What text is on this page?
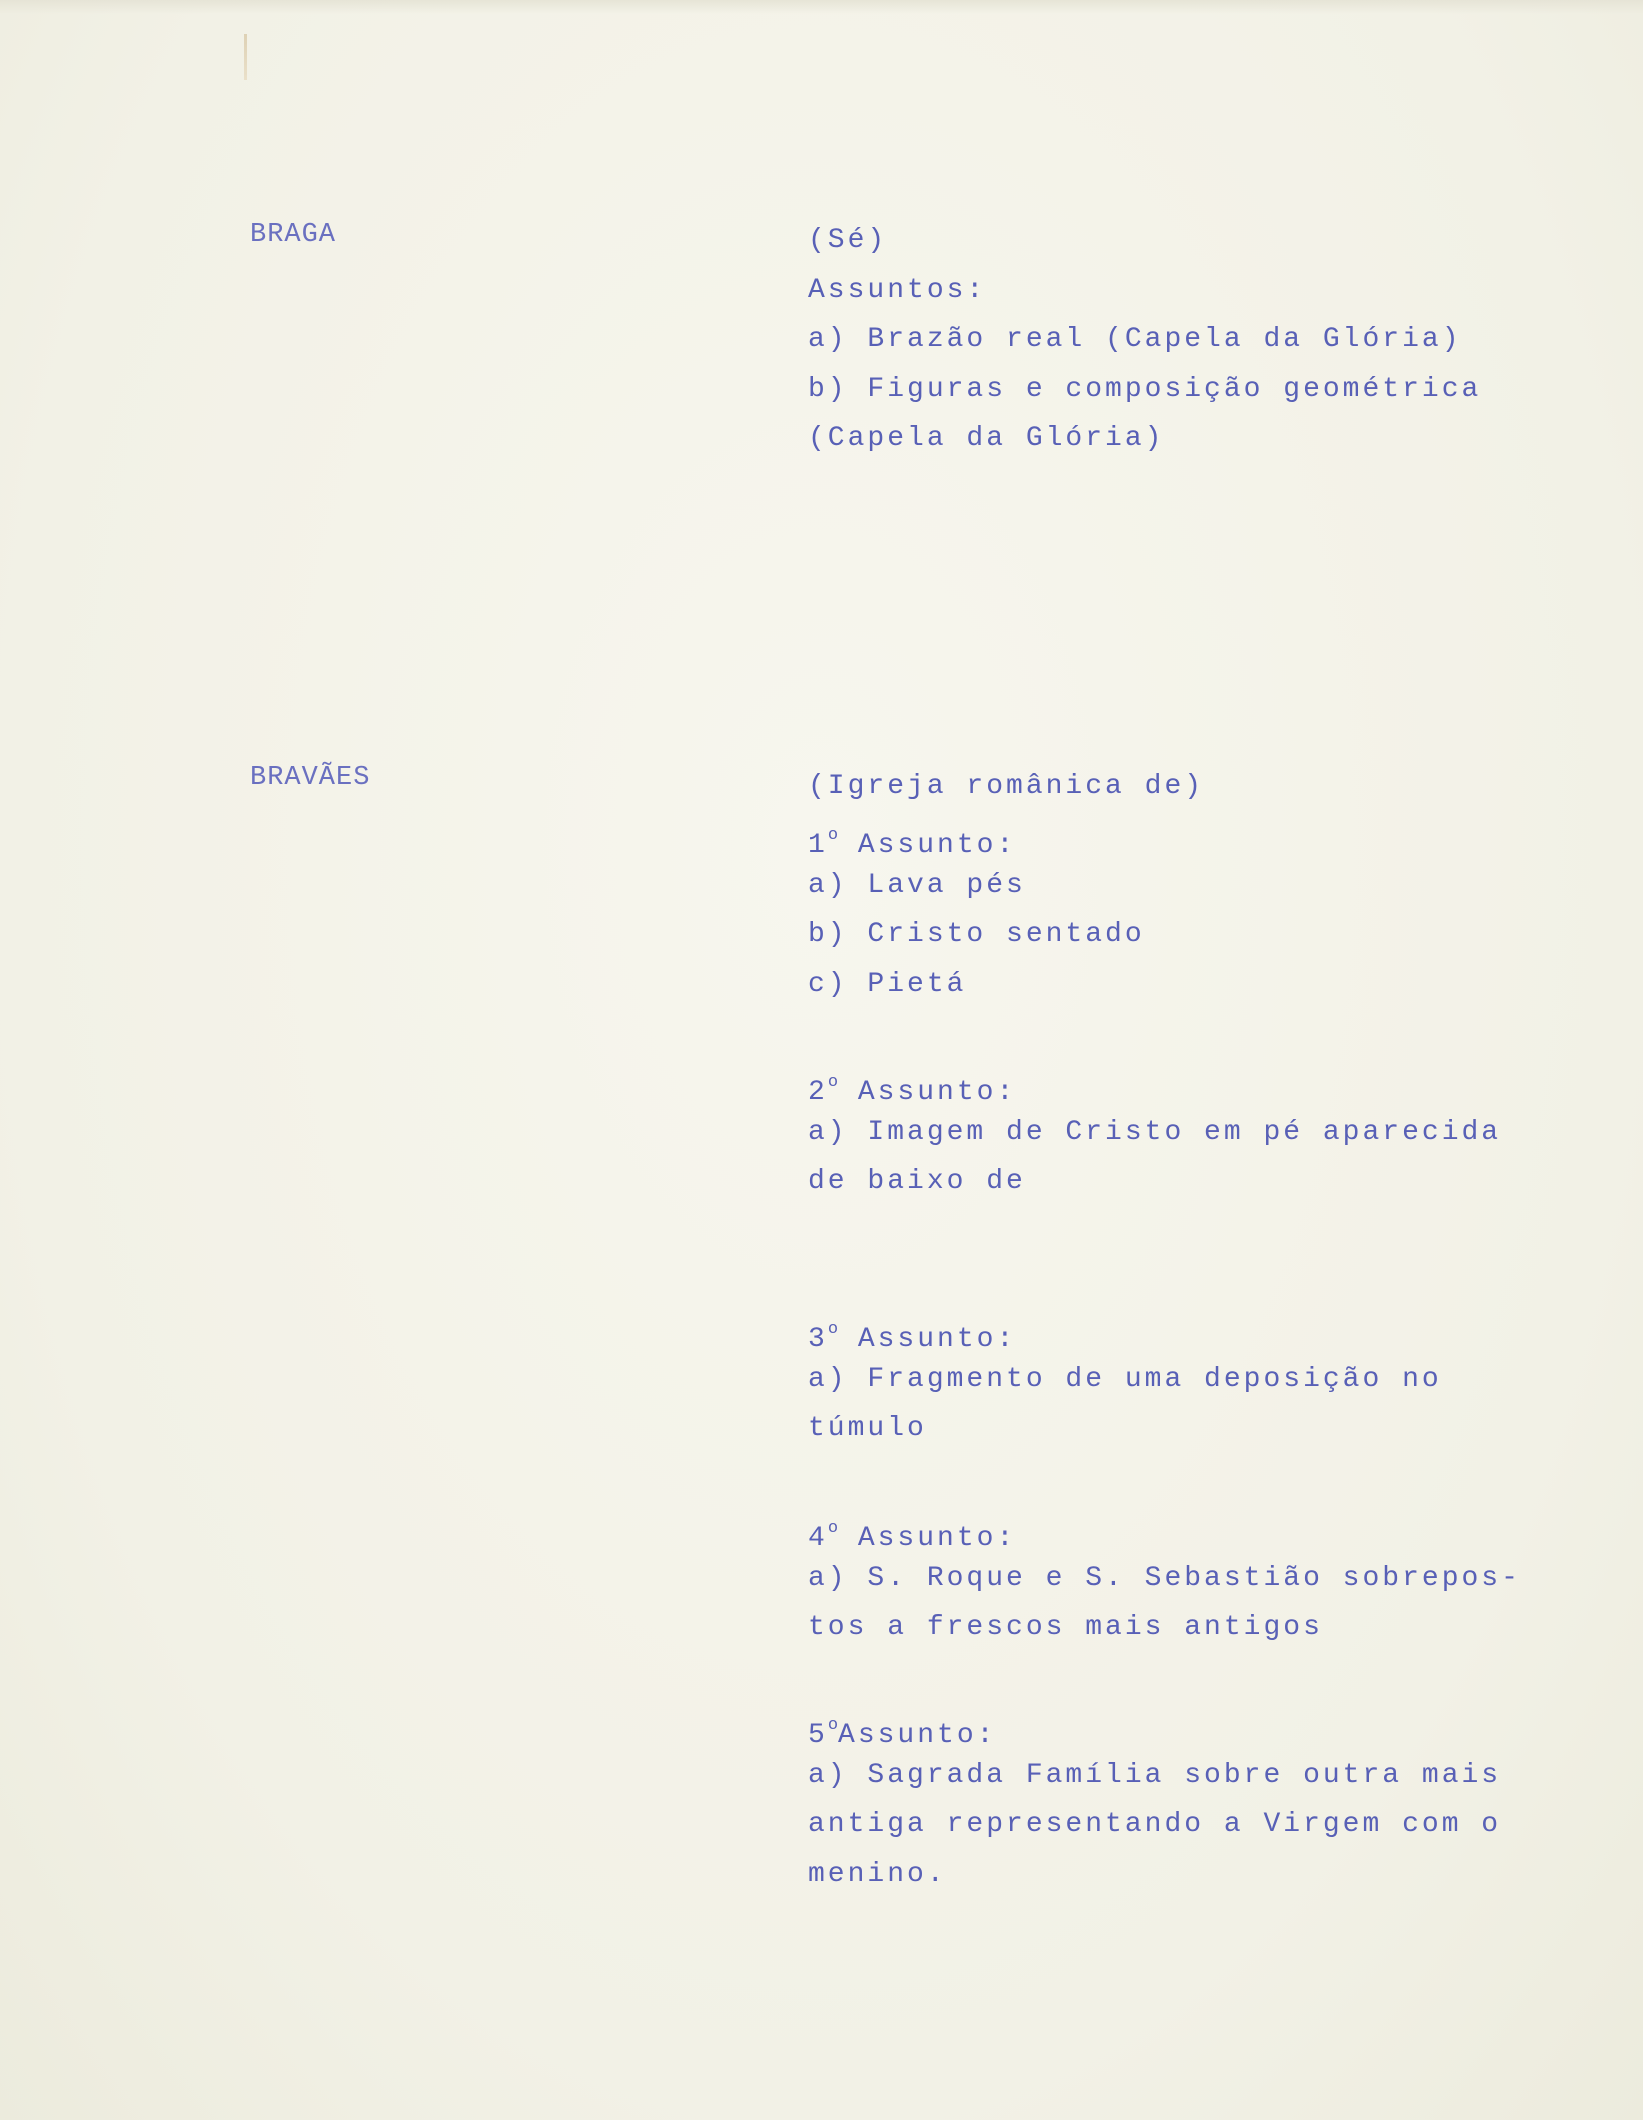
BRAGA	(Sé)
Assuntos:
a) Brazão real (Capela da Glória)
b) Figuras e composição geométrica
(Capela da Glória)
BRAVÃES	(Igreja românica de)
1$^o$ Assunto:
a) Lava pés
b) Cristo sentado
c) Pietá
2$^o$ Assunto:
a) Imagem de Cristo em pé aparecida
de baixo de
3$^o$ Assunto:
a) Fragmento de uma deposição no
túmulo
4$^o$ Assunto:
a) S. Roque e S. Sebastião sobrepos-
tos a frescos mais antigos
5$^o$Assunto:
a) Sagrada Família sobre outra mais
antiga representando a Virgem com o
menino.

*****

#### Written instruction
Write out the full set of lines verbatim, without the pictures.

#### Written solution
What text is on this page?
BRAGA	(Sé)
Assuntos:
a) Brazão real (Capela da Glória)
b) Figuras e composição geométrica
(Capela da Glória)
BRAVÃES	(Igreja românica de)
1$^o$ Assunto:
a) Lava pés
b) Cristo sentado
c) Pietá
2$^o$ Assunto:
a) Imagem de Cristo em pé aparecida
de baixo de
3$^o$ Assunto:
a) Fragmento de uma deposição no
túmulo
4$^o$ Assunto:
a) S. Roque e S. Sebastião sobrepos-
tos a frescos mais antigos
5$^o$Assunto:
a) Sagrada Família sobre outra mais
antiga representando a Virgem com o
menino.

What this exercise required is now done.